#### PROBLEM DETAILS
Skip any picture you find and retype all the remaining lines exactly.

#### MATERIAL PROVIDED
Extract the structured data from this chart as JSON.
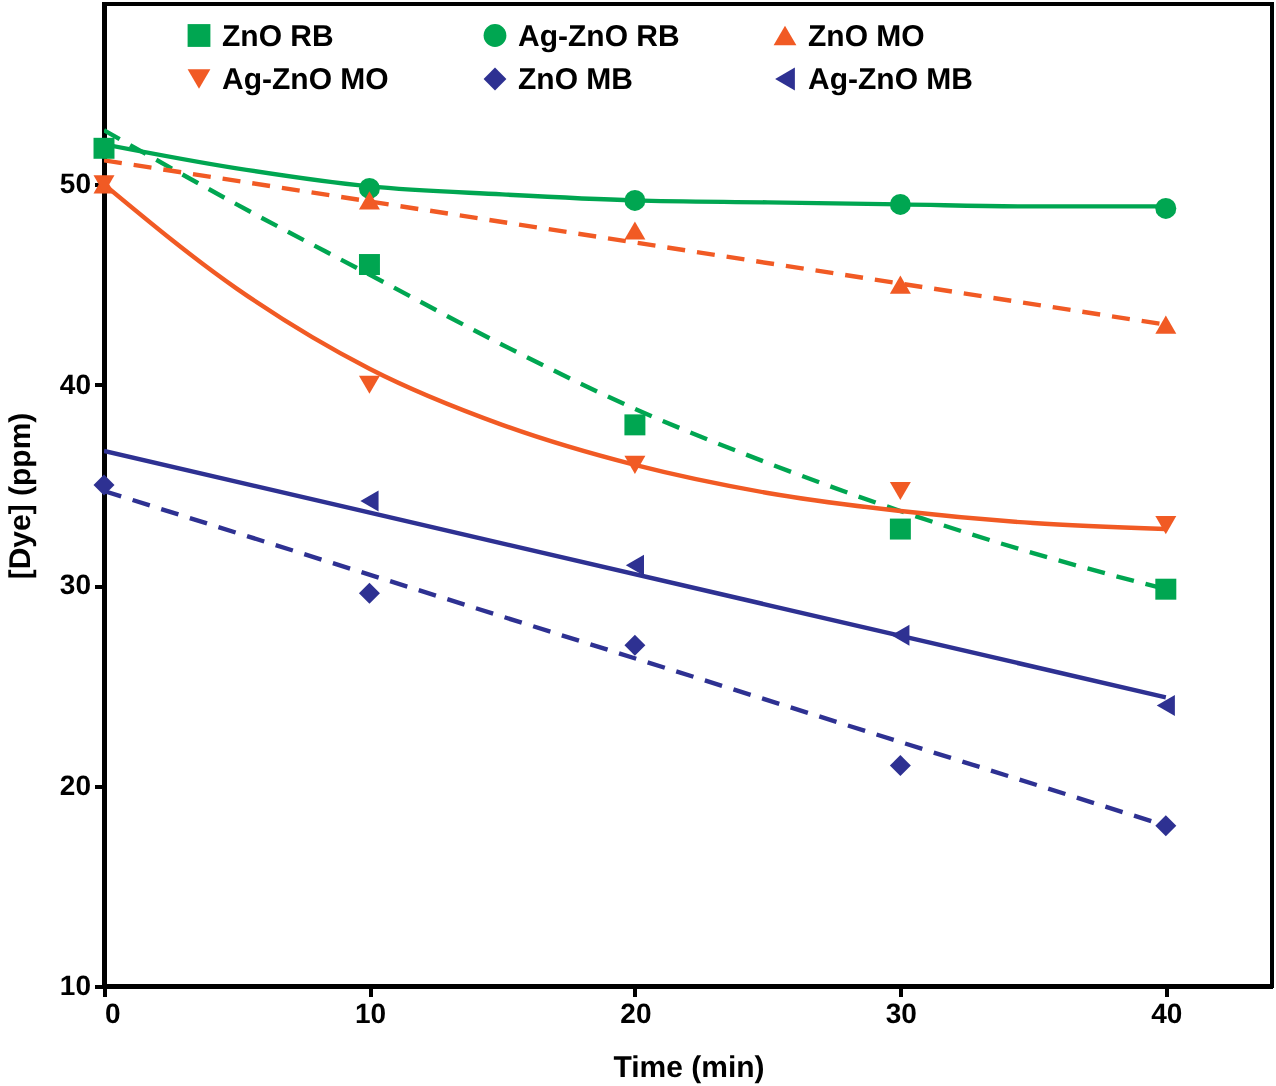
{
  "chart_data": {
    "type": "scatter",
    "xlabel": "Time (min)",
    "ylabel": "[Dye] (ppm)",
    "xlim": [
      0,
      44
    ],
    "ylim": [
      10,
      59
    ],
    "xticks": [
      0,
      10,
      20,
      30,
      40
    ],
    "yticks": [
      10,
      20,
      30,
      40,
      50
    ],
    "legend": "top",
    "x": [
      0,
      10,
      20,
      30,
      40
    ],
    "series": [
      {
        "name": "ZnO RB",
        "marker": "square",
        "color": "#00a651",
        "values": [
          51.8,
          46,
          38,
          32.8,
          29.8
        ]
      },
      {
        "name": "Ag-ZnO RB",
        "marker": "circle",
        "color": "#00a651",
        "values": [
          null,
          49.8,
          49.2,
          49.0,
          48.8
        ]
      },
      {
        "name": "ZnO MO",
        "marker": "triangle",
        "color": "#f15a24",
        "values": [
          50,
          49.2,
          47.7,
          45,
          43
        ]
      },
      {
        "name": "Ag-ZnO MO",
        "marker": "triangle-down",
        "color": "#f15a24",
        "values": [
          50,
          40,
          36,
          34.7,
          33
        ]
      },
      {
        "name": "ZnO MB",
        "marker": "diamond",
        "color": "#2e3192",
        "values": [
          35,
          29.6,
          27,
          21,
          18
        ]
      },
      {
        "name": "Ag-ZnO MB",
        "marker": "triangle-left",
        "color": "#2e3192",
        "values": [
          null,
          34.2,
          31,
          27.5,
          24
        ]
      },
      {
        "type": "line",
        "line_style": "dashed",
        "color": "#00a651",
        "x": [
          0,
          5,
          10,
          15,
          20,
          25,
          30,
          35,
          40
        ],
        "values": [
          52.7,
          49.0,
          45.5,
          42.0,
          38.8,
          36.1,
          33.7,
          31.6,
          29.8
        ]
      },
      {
        "type": "line",
        "line_style": "solid",
        "color": "#00a651",
        "x": [
          0,
          5,
          10,
          15,
          20,
          25,
          30,
          35,
          40
        ],
        "values": [
          52.0,
          50.8,
          49.9,
          49.5,
          49.2,
          49.1,
          49.0,
          48.9,
          48.9
        ]
      },
      {
        "type": "line",
        "line_style": "dashed",
        "color": "#f15a24",
        "x": [
          0,
          40
        ],
        "values": [
          51.2,
          43.0
        ]
      },
      {
        "type": "line",
        "line_style": "solid",
        "color": "#f15a24",
        "x": [
          0,
          5,
          10,
          15,
          20,
          25,
          30,
          35,
          40
        ],
        "values": [
          50,
          44.8,
          40.8,
          38.0,
          36.0,
          34.6,
          33.7,
          33.1,
          32.8
        ]
      },
      {
        "type": "line",
        "line_style": "dashed",
        "color": "#2e3192",
        "x": [
          0,
          40
        ],
        "values": [
          34.7,
          18.0
        ]
      },
      {
        "type": "line",
        "line_style": "solid",
        "color": "#2e3192",
        "x": [
          0,
          40
        ],
        "values": [
          36.7,
          24.4
        ]
      }
    ]
  }
}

#### WRITTEN RESPONSE
Extract the structured data from this chart as JSON.
{
  "chart_data": {
    "type": "scatter",
    "xlabel": "Time (min)",
    "ylabel": "[Dye] (ppm)",
    "xlim": [
      0,
      44
    ],
    "ylim": [
      10,
      59
    ],
    "xticks": [
      0,
      10,
      20,
      30,
      40
    ],
    "yticks": [
      10,
      20,
      30,
      40,
      50
    ],
    "legend": "top",
    "x": [
      0,
      10,
      20,
      30,
      40
    ],
    "series": [
      {
        "name": "ZnO RB",
        "marker": "square",
        "color": "#00a651",
        "values": [
          51.8,
          46,
          38,
          32.8,
          29.8
        ]
      },
      {
        "name": "Ag-ZnO RB",
        "marker": "circle",
        "color": "#00a651",
        "values": [
          null,
          49.8,
          49.2,
          49.0,
          48.8
        ]
      },
      {
        "name": "ZnO MO",
        "marker": "triangle",
        "color": "#f15a24",
        "values": [
          50,
          49.2,
          47.7,
          45,
          43
        ]
      },
      {
        "name": "Ag-ZnO MO",
        "marker": "triangle-down",
        "color": "#f15a24",
        "values": [
          50,
          40,
          36,
          34.7,
          33
        ]
      },
      {
        "name": "ZnO MB",
        "marker": "diamond",
        "color": "#2e3192",
        "values": [
          35,
          29.6,
          27,
          21,
          18
        ]
      },
      {
        "name": "Ag-ZnO MB",
        "marker": "triangle-left",
        "color": "#2e3192",
        "values": [
          null,
          34.2,
          31,
          27.5,
          24
        ]
      },
      {
        "type": "line",
        "line_style": "dashed",
        "color": "#00a651",
        "x": [
          0,
          5,
          10,
          15,
          20,
          25,
          30,
          35,
          40
        ],
        "values": [
          52.7,
          49.0,
          45.5,
          42.0,
          38.8,
          36.1,
          33.7,
          31.6,
          29.8
        ]
      },
      {
        "type": "line",
        "line_style": "solid",
        "color": "#00a651",
        "x": [
          0,
          5,
          10,
          15,
          20,
          25,
          30,
          35,
          40
        ],
        "values": [
          52.0,
          50.8,
          49.9,
          49.5,
          49.2,
          49.1,
          49.0,
          48.9,
          48.9
        ]
      },
      {
        "type": "line",
        "line_style": "dashed",
        "color": "#f15a24",
        "x": [
          0,
          40
        ],
        "values": [
          51.2,
          43.0
        ]
      },
      {
        "type": "line",
        "line_style": "solid",
        "color": "#f15a24",
        "x": [
          0,
          5,
          10,
          15,
          20,
          25,
          30,
          35,
          40
        ],
        "values": [
          50,
          44.8,
          40.8,
          38.0,
          36.0,
          34.6,
          33.7,
          33.1,
          32.8
        ]
      },
      {
        "type": "line",
        "line_style": "dashed",
        "color": "#2e3192",
        "x": [
          0,
          40
        ],
        "values": [
          34.7,
          18.0
        ]
      },
      {
        "type": "line",
        "line_style": "solid",
        "color": "#2e3192",
        "x": [
          0,
          40
        ],
        "values": [
          36.7,
          24.4
        ]
      }
    ]
  }
}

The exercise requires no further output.